EXERCISE DETAILS = All the data should come back exactly as it was given.

-- start RECORDS FOR THE EXERCISE --

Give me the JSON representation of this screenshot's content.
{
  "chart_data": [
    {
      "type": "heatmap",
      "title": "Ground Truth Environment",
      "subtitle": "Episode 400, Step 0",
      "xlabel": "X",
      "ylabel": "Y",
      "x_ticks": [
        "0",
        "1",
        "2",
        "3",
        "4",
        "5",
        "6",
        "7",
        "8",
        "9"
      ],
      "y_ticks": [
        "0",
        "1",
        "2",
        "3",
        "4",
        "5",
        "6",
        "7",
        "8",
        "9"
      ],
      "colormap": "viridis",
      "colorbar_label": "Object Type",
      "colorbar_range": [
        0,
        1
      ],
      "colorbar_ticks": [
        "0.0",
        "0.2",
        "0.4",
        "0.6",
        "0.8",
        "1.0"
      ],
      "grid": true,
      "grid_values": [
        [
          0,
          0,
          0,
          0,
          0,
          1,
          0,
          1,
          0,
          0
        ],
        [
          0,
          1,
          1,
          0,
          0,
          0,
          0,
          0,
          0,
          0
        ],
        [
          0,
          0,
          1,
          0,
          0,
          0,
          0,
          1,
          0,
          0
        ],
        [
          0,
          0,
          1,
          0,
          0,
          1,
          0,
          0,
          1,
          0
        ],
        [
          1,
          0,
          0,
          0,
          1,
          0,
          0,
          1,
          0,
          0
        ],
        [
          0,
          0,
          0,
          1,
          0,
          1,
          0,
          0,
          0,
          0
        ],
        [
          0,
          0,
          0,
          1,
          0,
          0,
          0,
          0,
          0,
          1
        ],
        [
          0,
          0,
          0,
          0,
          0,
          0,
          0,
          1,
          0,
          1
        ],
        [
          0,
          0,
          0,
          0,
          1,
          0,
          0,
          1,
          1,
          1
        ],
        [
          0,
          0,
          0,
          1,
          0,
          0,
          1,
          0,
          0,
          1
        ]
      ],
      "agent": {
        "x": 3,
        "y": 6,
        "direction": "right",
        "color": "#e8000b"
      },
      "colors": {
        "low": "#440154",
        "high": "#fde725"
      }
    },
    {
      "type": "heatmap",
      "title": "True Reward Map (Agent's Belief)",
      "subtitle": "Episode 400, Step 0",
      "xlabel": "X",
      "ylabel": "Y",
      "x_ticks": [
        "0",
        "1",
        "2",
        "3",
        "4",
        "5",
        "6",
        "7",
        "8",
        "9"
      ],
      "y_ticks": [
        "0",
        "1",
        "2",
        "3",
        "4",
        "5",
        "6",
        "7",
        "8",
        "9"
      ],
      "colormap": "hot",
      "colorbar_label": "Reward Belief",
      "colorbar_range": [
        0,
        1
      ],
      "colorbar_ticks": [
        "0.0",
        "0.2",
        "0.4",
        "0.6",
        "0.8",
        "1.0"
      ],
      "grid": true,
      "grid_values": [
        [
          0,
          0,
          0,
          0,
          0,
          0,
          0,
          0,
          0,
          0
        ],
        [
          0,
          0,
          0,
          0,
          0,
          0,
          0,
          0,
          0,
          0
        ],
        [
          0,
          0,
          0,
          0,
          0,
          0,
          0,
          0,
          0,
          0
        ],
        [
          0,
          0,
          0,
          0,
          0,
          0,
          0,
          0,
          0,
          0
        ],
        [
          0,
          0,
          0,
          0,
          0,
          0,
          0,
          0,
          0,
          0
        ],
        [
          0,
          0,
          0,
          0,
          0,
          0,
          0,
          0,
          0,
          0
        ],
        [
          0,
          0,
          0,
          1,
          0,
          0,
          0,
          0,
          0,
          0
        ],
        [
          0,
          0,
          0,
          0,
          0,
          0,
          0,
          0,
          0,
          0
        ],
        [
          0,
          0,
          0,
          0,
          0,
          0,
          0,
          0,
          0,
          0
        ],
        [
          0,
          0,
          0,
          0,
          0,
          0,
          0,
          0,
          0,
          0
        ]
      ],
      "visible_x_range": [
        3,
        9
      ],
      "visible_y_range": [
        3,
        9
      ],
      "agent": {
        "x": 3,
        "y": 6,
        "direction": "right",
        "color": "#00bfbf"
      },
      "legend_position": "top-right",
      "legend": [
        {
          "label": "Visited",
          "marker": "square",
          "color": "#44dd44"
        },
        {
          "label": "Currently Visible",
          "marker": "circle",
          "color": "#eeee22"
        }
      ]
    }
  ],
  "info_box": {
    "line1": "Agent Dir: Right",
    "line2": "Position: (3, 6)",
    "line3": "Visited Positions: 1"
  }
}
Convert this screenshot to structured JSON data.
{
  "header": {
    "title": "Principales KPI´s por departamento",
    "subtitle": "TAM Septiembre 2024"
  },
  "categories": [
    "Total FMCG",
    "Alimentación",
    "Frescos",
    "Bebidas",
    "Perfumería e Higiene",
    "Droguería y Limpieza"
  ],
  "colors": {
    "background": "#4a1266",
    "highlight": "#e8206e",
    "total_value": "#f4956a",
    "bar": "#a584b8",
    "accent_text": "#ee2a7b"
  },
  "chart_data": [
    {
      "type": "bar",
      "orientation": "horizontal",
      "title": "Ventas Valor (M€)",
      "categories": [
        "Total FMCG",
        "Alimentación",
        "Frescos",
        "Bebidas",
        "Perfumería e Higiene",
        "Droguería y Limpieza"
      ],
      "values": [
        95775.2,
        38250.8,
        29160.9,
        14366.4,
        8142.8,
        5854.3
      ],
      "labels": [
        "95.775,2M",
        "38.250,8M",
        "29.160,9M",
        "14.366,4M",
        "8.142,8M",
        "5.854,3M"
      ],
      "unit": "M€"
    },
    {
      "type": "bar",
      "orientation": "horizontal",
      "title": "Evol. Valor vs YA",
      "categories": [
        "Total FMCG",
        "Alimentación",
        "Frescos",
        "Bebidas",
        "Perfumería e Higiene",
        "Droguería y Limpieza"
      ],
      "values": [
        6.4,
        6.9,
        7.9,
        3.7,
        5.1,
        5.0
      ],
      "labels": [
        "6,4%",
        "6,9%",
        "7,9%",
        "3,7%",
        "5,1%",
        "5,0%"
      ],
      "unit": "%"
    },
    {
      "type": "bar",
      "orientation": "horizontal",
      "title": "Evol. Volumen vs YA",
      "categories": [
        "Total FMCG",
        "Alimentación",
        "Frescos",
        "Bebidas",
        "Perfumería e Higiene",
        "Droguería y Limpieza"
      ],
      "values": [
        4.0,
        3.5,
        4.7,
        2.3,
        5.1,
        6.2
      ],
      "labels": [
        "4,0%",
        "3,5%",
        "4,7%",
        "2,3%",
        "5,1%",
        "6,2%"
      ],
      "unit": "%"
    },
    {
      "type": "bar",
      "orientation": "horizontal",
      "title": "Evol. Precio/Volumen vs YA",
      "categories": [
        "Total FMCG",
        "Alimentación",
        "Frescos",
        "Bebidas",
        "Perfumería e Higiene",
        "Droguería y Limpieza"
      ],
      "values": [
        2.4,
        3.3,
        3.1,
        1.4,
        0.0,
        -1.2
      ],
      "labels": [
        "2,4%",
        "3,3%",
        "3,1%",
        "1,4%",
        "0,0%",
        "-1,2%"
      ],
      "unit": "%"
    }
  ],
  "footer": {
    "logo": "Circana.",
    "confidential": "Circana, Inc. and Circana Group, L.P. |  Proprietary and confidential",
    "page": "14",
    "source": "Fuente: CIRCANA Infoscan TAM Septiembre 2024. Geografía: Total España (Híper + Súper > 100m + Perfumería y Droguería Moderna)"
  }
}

-- end RECORDS FOR THE EXERCISE --

RESPONSE TO THE EXERCISE =
Give me the JSON representation of this screenshot's content.
{
  "chart_data": [
    {
      "type": "heatmap",
      "title": "Ground Truth Environment",
      "subtitle": "Episode 400, Step 0",
      "xlabel": "X",
      "ylabel": "Y",
      "x_ticks": [
        "0",
        "1",
        "2",
        "3",
        "4",
        "5",
        "6",
        "7",
        "8",
        "9"
      ],
      "y_ticks": [
        "0",
        "1",
        "2",
        "3",
        "4",
        "5",
        "6",
        "7",
        "8",
        "9"
      ],
      "colormap": "viridis",
      "colorbar_label": "Object Type",
      "colorbar_range": [
        0,
        1
      ],
      "colorbar_ticks": [
        "0.0",
        "0.2",
        "0.4",
        "0.6",
        "0.8",
        "1.0"
      ],
      "grid": true,
      "grid_values": [
        [
          0,
          0,
          0,
          0,
          0,
          1,
          0,
          1,
          0,
          0
        ],
        [
          0,
          1,
          1,
          0,
          0,
          0,
          0,
          0,
          0,
          0
        ],
        [
          0,
          0,
          1,
          0,
          0,
          0,
          0,
          1,
          0,
          0
        ],
        [
          0,
          0,
          1,
          0,
          0,
          1,
          0,
          0,
          1,
          0
        ],
        [
          1,
          0,
          0,
          0,
          1,
          0,
          0,
          1,
          0,
          0
        ],
        [
          0,
          0,
          0,
          1,
          0,
          1,
          0,
          0,
          0,
          0
        ],
        [
          0,
          0,
          0,
          1,
          0,
          0,
          0,
          0,
          0,
          1
        ],
        [
          0,
          0,
          0,
          0,
          0,
          0,
          0,
          1,
          0,
          1
        ],
        [
          0,
          0,
          0,
          0,
          1,
          0,
          0,
          1,
          1,
          1
        ],
        [
          0,
          0,
          0,
          1,
          0,
          0,
          1,
          0,
          0,
          1
        ]
      ],
      "agent": {
        "x": 3,
        "y": 6,
        "direction": "right",
        "color": "#e8000b"
      },
      "colors": {
        "low": "#440154",
        "high": "#fde725"
      }
    },
    {
      "type": "heatmap",
      "title": "True Reward Map (Agent's Belief)",
      "subtitle": "Episode 400, Step 0",
      "xlabel": "X",
      "ylabel": "Y",
      "x_ticks": [
        "0",
        "1",
        "2",
        "3",
        "4",
        "5",
        "6",
        "7",
        "8",
        "9"
      ],
      "y_ticks": [
        "0",
        "1",
        "2",
        "3",
        "4",
        "5",
        "6",
        "7",
        "8",
        "9"
      ],
      "colormap": "hot",
      "colorbar_label": "Reward Belief",
      "colorbar_range": [
        0,
        1
      ],
      "colorbar_ticks": [
        "0.0",
        "0.2",
        "0.4",
        "0.6",
        "0.8",
        "1.0"
      ],
      "grid": true,
      "grid_values": [
        [
          0,
          0,
          0,
          0,
          0,
          0,
          0,
          0,
          0,
          0
        ],
        [
          0,
          0,
          0,
          0,
          0,
          0,
          0,
          0,
          0,
          0
        ],
        [
          0,
          0,
          0,
          0,
          0,
          0,
          0,
          0,
          0,
          0
        ],
        [
          0,
          0,
          0,
          0,
          0,
          0,
          0,
          0,
          0,
          0
        ],
        [
          0,
          0,
          0,
          0,
          0,
          0,
          0,
          0,
          0,
          0
        ],
        [
          0,
          0,
          0,
          0,
          0,
          0,
          0,
          0,
          0,
          0
        ],
        [
          0,
          0,
          0,
          1,
          0,
          0,
          0,
          0,
          0,
          0
        ],
        [
          0,
          0,
          0,
          0,
          0,
          0,
          0,
          0,
          0,
          0
        ],
        [
          0,
          0,
          0,
          0,
          0,
          0,
          0,
          0,
          0,
          0
        ],
        [
          0,
          0,
          0,
          0,
          0,
          0,
          0,
          0,
          0,
          0
        ]
      ],
      "visible_x_range": [
        3,
        9
      ],
      "visible_y_range": [
        3,
        9
      ],
      "agent": {
        "x": 3,
        "y": 6,
        "direction": "right",
        "color": "#00bfbf"
      },
      "legend_position": "top-right",
      "legend": [
        {
          "label": "Visited",
          "marker": "square",
          "color": "#44dd44"
        },
        {
          "label": "Currently Visible",
          "marker": "circle",
          "color": "#eeee22"
        }
      ]
    }
  ],
  "info_box": {
    "line1": "Agent Dir: Right",
    "line2": "Position: (3, 6)",
    "line3": "Visited Positions: 1"
  }
}
Convert this screenshot to structured JSON data.
{
  "header": {
    "title": "Principales KPI´s por departamento",
    "subtitle": "TAM Septiembre 2024"
  },
  "categories": [
    "Total FMCG",
    "Alimentación",
    "Frescos",
    "Bebidas",
    "Perfumería e Higiene",
    "Droguería y Limpieza"
  ],
  "colors": {
    "background": "#4a1266",
    "highlight": "#e8206e",
    "total_value": "#f4956a",
    "bar": "#a584b8",
    "accent_text": "#ee2a7b"
  },
  "chart_data": [
    {
      "type": "bar",
      "orientation": "horizontal",
      "title": "Ventas Valor (M€)",
      "categories": [
        "Total FMCG",
        "Alimentación",
        "Frescos",
        "Bebidas",
        "Perfumería e Higiene",
        "Droguería y Limpieza"
      ],
      "values": [
        95775.2,
        38250.8,
        29160.9,
        14366.4,
        8142.8,
        5854.3
      ],
      "labels": [
        "95.775,2M",
        "38.250,8M",
        "29.160,9M",
        "14.366,4M",
        "8.142,8M",
        "5.854,3M"
      ],
      "unit": "M€"
    },
    {
      "type": "bar",
      "orientation": "horizontal",
      "title": "Evol. Valor vs YA",
      "categories": [
        "Total FMCG",
        "Alimentación",
        "Frescos",
        "Bebidas",
        "Perfumería e Higiene",
        "Droguería y Limpieza"
      ],
      "values": [
        6.4,
        6.9,
        7.9,
        3.7,
        5.1,
        5.0
      ],
      "labels": [
        "6,4%",
        "6,9%",
        "7,9%",
        "3,7%",
        "5,1%",
        "5,0%"
      ],
      "unit": "%"
    },
    {
      "type": "bar",
      "orientation": "horizontal",
      "title": "Evol. Volumen vs YA",
      "categories": [
        "Total FMCG",
        "Alimentación",
        "Frescos",
        "Bebidas",
        "Perfumería e Higiene",
        "Droguería y Limpieza"
      ],
      "values": [
        4.0,
        3.5,
        4.7,
        2.3,
        5.1,
        6.2
      ],
      "labels": [
        "4,0%",
        "3,5%",
        "4,7%",
        "2,3%",
        "5,1%",
        "6,2%"
      ],
      "unit": "%"
    },
    {
      "type": "bar",
      "orientation": "horizontal",
      "title": "Evol. Precio/Volumen vs YA",
      "categories": [
        "Total FMCG",
        "Alimentación",
        "Frescos",
        "Bebidas",
        "Perfumería e Higiene",
        "Droguería y Limpieza"
      ],
      "values": [
        2.4,
        3.3,
        3.1,
        1.4,
        0.0,
        -1.2
      ],
      "labels": [
        "2,4%",
        "3,3%",
        "3,1%",
        "1,4%",
        "0,0%",
        "-1,2%"
      ],
      "unit": "%"
    }
  ],
  "footer": {
    "logo": "Circana.",
    "confidential": "Circana, Inc. and Circana Group, L.P. |  Proprietary and confidential",
    "page": "14",
    "source": "Fuente: CIRCANA Infoscan TAM Septiembre 2024. Geografía: Total España (Híper + Súper > 100m + Perfumería y Droguería Moderna)"
  }
}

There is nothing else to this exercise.